• _Exercise description_
From the records, pick out and copy each line containing "text".

• _Extracted entries_
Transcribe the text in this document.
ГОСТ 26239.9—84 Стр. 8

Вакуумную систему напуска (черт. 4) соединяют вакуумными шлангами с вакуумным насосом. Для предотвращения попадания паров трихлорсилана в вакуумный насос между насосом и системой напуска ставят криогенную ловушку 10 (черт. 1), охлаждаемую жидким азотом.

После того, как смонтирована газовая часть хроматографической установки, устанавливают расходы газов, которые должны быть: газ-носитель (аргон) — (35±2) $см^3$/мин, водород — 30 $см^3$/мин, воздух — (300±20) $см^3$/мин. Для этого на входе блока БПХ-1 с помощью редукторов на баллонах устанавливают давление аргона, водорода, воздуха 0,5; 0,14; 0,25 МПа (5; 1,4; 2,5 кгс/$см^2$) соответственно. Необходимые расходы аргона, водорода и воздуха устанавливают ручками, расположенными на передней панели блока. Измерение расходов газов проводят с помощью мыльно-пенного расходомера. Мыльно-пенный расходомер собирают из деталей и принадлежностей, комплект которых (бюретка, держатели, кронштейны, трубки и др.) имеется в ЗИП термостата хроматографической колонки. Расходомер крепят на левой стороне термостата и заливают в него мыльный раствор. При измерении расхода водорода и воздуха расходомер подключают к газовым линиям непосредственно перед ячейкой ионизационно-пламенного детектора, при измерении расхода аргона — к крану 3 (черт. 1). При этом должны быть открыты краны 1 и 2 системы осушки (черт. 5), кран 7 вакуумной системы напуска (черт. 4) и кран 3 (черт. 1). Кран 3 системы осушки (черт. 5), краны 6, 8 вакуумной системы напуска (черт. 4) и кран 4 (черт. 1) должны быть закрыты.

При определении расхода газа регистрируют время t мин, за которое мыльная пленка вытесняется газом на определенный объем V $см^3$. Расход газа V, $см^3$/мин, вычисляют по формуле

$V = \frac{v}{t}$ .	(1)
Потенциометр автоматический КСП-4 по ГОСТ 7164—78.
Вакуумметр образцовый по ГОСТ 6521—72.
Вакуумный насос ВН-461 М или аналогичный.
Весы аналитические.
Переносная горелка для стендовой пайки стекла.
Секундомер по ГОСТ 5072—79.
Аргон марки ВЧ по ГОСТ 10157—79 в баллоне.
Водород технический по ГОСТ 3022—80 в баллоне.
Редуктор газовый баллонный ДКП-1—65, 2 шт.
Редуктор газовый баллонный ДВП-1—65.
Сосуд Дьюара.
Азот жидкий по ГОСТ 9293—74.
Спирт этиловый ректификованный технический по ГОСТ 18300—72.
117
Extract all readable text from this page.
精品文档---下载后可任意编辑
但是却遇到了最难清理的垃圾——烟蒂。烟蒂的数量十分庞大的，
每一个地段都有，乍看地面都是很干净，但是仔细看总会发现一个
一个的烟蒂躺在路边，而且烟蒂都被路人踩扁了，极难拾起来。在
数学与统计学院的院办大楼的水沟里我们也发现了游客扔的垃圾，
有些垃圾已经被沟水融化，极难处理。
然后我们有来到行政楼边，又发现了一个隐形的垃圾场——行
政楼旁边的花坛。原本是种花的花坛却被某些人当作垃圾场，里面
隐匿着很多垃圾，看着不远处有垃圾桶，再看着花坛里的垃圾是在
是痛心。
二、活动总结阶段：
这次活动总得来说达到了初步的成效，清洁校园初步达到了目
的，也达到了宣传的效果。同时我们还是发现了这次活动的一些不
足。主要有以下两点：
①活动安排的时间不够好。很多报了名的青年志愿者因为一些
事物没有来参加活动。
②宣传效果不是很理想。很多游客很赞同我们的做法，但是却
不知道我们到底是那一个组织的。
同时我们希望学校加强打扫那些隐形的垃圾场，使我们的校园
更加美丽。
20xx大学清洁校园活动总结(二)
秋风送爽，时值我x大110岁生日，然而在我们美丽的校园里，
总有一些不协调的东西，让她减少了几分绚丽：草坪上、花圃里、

• _Written response_
Transcribe the text in this document.
Extract all readable text from this page.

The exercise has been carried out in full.